◆ Exercise brief ◆
Copy each line in which the string "przeciw" occurs.

◆ Records shown ◆
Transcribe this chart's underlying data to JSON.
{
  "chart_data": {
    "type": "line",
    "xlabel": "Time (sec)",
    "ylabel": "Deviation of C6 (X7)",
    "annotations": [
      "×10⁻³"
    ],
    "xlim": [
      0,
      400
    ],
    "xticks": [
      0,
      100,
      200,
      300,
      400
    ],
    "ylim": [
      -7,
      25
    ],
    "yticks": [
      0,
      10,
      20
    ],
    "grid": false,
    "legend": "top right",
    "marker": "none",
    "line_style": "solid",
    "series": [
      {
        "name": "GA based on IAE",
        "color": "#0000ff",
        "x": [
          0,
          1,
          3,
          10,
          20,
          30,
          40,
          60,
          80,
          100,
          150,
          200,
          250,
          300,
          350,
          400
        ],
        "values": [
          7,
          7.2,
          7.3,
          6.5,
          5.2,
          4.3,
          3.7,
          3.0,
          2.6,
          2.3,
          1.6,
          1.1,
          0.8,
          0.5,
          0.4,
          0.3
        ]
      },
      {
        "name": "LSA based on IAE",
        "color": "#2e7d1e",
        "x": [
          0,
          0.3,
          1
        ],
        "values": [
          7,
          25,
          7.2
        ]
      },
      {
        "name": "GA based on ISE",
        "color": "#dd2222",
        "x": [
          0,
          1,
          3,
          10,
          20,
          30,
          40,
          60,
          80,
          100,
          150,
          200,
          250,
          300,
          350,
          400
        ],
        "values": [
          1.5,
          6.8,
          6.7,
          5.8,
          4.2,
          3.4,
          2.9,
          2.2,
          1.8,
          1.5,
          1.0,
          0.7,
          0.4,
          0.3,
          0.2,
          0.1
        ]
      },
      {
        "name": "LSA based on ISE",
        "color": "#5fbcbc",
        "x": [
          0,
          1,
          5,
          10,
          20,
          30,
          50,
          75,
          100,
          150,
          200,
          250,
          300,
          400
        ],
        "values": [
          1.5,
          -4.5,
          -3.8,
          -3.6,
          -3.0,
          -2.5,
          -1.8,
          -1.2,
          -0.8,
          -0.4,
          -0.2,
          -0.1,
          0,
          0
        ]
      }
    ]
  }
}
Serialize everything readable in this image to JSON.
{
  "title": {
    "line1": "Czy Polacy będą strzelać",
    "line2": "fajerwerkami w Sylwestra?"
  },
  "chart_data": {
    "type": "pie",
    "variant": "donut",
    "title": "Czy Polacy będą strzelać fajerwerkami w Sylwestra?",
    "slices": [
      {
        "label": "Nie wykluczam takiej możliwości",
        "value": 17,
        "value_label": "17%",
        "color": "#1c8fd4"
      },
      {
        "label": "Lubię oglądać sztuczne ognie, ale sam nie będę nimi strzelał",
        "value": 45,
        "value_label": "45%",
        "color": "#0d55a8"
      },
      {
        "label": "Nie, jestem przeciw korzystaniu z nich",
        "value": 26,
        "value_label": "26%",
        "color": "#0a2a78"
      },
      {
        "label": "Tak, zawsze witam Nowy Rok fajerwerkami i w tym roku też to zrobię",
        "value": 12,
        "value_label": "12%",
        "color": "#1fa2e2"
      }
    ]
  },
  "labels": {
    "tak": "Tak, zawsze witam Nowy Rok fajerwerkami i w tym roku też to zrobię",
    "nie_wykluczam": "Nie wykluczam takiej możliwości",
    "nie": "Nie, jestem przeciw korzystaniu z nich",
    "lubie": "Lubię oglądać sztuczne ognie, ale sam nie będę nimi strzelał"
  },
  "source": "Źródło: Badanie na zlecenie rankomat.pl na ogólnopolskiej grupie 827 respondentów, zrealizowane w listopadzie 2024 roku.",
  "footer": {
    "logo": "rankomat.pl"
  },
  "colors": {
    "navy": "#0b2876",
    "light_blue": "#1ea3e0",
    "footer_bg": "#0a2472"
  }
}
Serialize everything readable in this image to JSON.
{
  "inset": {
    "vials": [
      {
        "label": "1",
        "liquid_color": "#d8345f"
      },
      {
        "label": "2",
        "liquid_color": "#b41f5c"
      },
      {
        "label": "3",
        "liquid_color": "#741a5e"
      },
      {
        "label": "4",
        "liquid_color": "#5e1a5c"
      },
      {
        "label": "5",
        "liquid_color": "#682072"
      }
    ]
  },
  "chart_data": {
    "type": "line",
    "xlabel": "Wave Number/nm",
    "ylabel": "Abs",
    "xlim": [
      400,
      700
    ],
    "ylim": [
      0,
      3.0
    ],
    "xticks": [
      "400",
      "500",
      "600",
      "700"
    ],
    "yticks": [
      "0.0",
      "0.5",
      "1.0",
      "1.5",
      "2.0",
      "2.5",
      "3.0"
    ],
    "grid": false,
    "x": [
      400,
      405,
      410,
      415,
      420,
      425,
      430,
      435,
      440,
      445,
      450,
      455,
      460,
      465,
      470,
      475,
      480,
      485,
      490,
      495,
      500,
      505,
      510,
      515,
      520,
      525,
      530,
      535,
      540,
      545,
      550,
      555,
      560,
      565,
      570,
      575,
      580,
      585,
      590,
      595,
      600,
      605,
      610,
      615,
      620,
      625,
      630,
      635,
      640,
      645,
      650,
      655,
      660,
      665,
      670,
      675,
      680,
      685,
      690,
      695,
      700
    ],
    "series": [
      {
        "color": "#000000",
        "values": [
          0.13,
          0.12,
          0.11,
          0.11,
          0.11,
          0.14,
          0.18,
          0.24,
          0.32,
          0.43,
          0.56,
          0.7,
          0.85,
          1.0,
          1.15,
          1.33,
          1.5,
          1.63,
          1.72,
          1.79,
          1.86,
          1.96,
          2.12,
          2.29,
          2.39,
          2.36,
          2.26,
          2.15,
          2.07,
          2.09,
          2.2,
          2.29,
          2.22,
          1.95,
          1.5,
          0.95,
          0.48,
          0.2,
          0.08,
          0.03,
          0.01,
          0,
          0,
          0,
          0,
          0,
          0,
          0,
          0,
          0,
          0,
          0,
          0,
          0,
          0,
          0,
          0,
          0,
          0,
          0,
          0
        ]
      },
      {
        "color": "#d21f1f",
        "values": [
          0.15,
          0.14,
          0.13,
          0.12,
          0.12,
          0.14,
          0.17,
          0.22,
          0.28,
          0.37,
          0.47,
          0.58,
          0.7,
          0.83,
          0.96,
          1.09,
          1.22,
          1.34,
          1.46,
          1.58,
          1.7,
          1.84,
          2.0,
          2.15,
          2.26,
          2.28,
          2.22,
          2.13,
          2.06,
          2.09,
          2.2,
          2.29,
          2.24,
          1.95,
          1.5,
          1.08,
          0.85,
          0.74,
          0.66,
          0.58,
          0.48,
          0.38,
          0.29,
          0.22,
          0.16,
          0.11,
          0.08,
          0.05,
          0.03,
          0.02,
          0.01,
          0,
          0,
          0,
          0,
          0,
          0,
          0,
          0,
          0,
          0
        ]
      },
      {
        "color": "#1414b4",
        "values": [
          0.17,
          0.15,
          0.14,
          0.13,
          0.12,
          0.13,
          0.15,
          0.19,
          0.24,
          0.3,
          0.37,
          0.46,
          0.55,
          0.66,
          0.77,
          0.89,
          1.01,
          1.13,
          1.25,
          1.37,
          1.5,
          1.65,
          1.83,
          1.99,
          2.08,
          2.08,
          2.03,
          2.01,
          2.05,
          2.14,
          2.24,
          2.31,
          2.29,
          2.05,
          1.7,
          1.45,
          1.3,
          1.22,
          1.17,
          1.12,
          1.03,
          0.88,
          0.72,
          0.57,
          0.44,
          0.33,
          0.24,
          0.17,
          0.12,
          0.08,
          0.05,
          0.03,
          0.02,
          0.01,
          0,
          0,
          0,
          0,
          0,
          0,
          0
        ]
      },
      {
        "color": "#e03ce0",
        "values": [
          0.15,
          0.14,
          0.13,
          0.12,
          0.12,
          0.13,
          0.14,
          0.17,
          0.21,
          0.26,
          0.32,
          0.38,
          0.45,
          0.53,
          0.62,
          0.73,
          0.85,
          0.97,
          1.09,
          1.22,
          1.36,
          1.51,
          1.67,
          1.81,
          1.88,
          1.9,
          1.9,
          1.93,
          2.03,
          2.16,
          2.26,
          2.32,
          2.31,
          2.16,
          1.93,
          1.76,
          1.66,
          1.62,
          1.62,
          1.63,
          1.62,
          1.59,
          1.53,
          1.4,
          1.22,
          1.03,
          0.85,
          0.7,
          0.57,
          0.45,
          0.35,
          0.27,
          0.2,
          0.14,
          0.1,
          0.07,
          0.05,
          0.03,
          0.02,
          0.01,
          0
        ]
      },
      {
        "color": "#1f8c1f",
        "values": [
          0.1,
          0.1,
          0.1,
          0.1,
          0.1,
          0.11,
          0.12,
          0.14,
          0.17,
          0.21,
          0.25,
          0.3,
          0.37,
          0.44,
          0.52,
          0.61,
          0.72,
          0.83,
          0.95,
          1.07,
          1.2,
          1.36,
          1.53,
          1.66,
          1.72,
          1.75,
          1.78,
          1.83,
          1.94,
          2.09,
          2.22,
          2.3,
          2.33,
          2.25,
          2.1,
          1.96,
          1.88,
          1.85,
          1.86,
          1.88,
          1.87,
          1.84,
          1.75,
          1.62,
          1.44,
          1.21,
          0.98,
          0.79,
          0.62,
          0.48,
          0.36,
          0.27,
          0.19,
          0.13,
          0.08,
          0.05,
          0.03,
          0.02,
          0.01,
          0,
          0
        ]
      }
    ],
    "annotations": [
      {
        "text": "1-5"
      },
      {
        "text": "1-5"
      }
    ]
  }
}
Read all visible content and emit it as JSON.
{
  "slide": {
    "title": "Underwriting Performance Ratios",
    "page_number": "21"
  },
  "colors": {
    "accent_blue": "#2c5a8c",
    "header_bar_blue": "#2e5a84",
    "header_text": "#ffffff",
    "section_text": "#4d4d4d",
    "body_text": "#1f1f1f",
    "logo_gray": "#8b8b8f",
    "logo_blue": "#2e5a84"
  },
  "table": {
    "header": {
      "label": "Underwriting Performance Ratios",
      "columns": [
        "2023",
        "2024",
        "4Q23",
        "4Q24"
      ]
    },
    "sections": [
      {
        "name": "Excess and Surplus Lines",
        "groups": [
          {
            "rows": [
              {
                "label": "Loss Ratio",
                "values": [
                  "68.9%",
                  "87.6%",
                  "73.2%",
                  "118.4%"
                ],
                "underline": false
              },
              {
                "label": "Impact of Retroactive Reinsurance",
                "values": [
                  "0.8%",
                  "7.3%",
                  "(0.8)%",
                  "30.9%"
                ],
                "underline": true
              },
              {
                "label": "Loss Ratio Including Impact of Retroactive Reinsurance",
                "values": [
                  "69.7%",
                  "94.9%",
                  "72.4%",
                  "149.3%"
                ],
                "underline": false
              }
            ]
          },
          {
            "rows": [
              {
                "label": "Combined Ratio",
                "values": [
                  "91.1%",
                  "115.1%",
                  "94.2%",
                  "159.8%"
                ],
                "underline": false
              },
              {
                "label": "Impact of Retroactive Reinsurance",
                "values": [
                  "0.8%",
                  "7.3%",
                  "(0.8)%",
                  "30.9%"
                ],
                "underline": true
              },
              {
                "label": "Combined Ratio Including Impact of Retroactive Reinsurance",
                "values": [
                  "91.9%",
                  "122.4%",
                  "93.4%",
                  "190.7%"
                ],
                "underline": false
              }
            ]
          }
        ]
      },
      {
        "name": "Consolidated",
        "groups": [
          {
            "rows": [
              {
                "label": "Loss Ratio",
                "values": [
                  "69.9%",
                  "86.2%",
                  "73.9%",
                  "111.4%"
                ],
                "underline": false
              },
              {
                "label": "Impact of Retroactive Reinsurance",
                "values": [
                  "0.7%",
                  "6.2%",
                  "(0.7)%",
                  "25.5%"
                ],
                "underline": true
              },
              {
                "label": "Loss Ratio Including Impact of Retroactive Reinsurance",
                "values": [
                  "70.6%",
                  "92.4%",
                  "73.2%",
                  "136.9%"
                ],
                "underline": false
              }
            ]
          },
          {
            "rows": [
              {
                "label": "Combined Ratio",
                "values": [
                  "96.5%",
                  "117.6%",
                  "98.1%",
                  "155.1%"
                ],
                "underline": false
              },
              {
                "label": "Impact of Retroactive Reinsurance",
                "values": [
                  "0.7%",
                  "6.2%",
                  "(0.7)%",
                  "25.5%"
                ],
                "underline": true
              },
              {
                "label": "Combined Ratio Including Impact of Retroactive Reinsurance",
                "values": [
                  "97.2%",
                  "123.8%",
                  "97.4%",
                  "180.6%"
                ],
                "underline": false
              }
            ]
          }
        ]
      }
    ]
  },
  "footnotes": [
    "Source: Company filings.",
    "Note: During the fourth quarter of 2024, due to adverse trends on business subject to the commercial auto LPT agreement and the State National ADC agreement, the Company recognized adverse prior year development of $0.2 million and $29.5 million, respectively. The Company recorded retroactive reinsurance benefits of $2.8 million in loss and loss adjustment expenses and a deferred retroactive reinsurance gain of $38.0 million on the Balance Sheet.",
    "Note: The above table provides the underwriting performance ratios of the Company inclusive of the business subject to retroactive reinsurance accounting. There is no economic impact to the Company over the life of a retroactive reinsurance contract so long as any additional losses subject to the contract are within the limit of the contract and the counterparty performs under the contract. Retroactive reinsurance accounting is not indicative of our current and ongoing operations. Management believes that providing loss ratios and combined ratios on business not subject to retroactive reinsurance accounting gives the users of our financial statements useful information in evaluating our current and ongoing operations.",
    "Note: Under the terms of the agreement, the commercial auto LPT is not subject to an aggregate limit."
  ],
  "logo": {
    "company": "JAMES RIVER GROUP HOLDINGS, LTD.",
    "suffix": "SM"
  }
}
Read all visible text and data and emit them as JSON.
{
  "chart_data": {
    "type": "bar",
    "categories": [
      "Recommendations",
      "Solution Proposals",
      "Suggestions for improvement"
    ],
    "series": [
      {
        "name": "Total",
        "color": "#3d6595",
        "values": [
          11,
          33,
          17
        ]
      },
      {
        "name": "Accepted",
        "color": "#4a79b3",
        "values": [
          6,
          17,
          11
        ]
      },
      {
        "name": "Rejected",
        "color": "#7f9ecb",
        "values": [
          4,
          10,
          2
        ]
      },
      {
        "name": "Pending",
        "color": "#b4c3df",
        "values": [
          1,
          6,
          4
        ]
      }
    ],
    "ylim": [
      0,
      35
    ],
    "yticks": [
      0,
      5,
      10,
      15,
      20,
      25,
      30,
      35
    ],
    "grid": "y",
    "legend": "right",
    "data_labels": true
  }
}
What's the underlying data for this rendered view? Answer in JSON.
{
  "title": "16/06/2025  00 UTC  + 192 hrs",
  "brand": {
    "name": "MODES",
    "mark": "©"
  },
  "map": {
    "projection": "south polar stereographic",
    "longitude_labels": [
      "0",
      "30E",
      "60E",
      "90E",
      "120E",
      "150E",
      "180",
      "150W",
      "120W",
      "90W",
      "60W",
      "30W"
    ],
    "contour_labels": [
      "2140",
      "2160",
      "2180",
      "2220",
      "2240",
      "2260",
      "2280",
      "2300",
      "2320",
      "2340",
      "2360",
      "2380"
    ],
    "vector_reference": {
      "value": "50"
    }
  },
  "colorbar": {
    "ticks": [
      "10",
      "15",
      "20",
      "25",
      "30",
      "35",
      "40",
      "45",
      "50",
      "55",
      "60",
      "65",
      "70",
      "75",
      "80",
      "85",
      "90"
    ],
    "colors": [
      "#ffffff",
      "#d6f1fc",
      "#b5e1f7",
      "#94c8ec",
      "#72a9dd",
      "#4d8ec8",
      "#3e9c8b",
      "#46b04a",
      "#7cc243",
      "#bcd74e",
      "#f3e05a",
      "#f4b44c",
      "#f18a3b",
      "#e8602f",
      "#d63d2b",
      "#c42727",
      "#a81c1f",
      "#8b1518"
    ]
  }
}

◆ The response ◆
        "label": "Nie, jestem przeciw korzystaniu z nich",
    "nie": "Nie, jestem przeciw korzystaniu z nich",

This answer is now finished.